Stored data entries
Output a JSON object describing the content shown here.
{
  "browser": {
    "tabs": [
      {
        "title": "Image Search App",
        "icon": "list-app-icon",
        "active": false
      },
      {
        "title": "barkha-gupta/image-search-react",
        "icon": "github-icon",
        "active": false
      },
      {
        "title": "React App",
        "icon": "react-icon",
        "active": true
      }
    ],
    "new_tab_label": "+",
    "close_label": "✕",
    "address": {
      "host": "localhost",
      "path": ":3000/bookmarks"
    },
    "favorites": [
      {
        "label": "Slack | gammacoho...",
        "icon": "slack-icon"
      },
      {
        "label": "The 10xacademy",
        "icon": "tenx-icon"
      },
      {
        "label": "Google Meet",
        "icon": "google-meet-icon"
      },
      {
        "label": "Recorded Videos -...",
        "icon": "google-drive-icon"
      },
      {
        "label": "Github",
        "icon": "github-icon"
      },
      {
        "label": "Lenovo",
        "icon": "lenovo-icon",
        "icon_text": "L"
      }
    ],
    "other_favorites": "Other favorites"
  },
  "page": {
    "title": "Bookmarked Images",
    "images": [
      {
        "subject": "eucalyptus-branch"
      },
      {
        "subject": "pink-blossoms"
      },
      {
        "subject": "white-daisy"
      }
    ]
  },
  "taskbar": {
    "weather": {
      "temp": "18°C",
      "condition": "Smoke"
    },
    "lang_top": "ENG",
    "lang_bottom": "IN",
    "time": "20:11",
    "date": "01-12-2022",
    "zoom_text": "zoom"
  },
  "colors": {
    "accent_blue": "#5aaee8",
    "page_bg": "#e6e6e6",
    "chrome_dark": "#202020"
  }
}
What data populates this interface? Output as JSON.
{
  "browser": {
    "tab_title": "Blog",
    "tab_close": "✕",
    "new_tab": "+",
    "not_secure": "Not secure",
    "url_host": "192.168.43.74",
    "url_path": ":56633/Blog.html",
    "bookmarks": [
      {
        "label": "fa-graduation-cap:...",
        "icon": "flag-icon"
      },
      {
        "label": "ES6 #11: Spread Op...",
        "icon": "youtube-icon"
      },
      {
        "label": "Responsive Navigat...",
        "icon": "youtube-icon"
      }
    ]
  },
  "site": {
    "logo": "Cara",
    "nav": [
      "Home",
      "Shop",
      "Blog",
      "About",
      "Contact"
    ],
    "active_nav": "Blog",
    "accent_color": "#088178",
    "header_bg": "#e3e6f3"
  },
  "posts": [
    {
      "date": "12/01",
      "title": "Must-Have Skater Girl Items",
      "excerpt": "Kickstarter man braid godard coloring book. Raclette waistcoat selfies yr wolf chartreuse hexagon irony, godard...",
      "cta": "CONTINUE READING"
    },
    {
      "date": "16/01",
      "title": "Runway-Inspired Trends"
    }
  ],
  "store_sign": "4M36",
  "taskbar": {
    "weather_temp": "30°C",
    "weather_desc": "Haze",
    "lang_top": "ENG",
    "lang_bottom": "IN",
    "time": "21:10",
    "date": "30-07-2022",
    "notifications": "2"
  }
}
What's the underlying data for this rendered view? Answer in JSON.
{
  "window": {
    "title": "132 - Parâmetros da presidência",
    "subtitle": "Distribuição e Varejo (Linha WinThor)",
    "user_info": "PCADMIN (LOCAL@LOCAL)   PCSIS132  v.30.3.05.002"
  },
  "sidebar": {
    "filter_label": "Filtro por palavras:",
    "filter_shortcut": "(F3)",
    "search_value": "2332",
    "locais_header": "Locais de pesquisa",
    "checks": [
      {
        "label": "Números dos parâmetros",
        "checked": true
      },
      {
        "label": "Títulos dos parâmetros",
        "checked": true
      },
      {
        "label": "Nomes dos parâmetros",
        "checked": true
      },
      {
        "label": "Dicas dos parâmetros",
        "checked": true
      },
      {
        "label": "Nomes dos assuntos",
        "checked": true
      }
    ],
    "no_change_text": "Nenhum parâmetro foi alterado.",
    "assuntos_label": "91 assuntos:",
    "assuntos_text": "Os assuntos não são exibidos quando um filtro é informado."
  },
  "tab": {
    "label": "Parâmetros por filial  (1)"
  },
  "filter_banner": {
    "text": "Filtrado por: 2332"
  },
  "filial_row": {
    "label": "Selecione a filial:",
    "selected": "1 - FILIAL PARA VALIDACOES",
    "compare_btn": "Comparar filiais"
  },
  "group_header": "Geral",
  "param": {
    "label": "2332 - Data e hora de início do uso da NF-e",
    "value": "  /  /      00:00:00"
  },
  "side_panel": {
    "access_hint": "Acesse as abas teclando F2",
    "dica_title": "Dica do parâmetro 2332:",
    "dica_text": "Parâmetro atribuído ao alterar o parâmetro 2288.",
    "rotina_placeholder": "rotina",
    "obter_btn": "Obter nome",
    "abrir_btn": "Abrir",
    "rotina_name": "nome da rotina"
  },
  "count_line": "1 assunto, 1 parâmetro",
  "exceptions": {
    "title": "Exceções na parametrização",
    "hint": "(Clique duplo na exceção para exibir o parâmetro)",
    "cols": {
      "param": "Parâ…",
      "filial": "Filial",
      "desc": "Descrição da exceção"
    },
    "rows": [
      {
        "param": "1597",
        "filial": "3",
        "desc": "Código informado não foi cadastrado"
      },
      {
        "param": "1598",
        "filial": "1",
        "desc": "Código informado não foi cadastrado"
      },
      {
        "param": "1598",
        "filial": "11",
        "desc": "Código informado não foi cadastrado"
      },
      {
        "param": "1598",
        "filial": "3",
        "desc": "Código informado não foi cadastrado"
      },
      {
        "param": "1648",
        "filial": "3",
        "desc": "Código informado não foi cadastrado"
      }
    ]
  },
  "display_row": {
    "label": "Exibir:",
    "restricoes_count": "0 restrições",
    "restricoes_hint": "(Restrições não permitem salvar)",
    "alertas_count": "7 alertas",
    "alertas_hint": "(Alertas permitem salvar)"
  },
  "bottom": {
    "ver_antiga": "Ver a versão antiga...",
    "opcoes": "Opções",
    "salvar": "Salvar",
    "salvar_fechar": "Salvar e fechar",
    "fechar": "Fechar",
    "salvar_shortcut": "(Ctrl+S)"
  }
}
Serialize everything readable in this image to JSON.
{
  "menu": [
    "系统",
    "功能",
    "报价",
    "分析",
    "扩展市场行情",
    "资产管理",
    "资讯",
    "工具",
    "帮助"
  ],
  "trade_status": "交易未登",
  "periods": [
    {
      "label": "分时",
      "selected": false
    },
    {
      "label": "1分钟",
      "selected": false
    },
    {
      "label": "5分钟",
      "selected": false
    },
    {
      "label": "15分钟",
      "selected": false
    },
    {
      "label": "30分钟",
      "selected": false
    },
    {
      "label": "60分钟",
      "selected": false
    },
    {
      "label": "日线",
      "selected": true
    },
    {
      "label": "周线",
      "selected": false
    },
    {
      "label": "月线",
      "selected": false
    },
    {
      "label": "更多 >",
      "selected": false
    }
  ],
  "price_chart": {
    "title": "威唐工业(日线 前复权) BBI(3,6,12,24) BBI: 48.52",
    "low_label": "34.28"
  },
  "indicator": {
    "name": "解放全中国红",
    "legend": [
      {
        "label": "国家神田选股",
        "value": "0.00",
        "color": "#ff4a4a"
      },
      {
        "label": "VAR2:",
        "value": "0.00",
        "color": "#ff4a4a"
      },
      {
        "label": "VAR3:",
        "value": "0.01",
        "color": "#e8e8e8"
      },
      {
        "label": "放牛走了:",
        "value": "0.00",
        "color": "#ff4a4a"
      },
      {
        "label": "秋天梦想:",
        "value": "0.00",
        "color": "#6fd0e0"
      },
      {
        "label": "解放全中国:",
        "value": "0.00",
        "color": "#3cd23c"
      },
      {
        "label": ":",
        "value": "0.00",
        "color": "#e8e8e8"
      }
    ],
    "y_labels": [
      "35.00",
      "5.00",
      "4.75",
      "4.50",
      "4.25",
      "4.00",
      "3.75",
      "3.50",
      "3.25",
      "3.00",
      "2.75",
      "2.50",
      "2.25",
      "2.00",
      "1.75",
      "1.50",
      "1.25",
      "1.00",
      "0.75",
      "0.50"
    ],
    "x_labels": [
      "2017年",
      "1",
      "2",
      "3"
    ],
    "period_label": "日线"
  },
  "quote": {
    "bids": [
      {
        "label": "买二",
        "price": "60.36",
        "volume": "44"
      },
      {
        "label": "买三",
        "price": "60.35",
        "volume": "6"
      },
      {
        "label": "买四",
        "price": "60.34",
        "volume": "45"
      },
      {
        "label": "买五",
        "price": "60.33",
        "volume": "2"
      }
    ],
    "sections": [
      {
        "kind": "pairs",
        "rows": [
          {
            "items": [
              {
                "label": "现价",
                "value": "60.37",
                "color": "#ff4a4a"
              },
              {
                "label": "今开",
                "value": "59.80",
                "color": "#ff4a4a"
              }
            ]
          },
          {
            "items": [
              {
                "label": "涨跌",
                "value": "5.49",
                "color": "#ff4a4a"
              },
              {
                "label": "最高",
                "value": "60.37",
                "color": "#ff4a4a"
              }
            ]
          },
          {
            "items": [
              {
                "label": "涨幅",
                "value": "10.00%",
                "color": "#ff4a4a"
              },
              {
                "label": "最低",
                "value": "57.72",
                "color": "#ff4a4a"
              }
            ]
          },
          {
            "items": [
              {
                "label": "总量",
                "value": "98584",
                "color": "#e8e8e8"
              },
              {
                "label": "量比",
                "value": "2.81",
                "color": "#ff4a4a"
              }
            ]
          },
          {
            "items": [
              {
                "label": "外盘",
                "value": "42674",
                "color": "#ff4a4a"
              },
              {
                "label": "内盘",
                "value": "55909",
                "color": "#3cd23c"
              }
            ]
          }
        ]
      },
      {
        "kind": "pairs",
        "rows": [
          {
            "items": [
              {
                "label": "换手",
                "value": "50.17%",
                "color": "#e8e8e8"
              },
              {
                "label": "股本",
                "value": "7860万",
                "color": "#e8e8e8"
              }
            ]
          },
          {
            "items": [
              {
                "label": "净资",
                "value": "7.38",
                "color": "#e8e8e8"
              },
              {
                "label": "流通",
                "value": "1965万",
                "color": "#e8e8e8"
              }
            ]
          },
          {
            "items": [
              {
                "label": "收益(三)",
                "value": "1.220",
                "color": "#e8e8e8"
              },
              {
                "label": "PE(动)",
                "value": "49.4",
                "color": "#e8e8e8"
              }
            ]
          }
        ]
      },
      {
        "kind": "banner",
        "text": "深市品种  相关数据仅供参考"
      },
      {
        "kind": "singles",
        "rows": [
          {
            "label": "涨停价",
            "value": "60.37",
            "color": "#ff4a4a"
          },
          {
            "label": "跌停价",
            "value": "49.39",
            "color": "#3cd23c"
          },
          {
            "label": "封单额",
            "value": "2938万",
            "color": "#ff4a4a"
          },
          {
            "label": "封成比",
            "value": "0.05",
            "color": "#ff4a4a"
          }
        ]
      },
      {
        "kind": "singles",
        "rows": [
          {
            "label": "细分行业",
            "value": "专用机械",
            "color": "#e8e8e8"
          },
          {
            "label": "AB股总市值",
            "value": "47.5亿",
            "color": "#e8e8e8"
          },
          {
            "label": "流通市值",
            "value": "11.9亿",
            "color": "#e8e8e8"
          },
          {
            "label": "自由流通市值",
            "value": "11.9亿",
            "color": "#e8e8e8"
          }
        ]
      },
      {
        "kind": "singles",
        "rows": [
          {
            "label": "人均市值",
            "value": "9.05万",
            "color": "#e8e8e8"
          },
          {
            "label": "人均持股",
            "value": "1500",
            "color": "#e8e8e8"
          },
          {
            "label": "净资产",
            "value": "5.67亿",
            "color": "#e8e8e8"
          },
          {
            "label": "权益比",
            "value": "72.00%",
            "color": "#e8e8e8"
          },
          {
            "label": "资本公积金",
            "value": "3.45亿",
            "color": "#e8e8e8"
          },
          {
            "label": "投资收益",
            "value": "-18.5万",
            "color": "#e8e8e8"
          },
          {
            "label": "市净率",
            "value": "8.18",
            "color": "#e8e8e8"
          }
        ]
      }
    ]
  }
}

**Work to complete:**
Using the records above, copy every line that has the word "Blog" in it.

**In response:**
    "tab_title": "Blog",
    "url_path": ":56633/Blog.html",
      "Blog",
    "active_nav": "Blog",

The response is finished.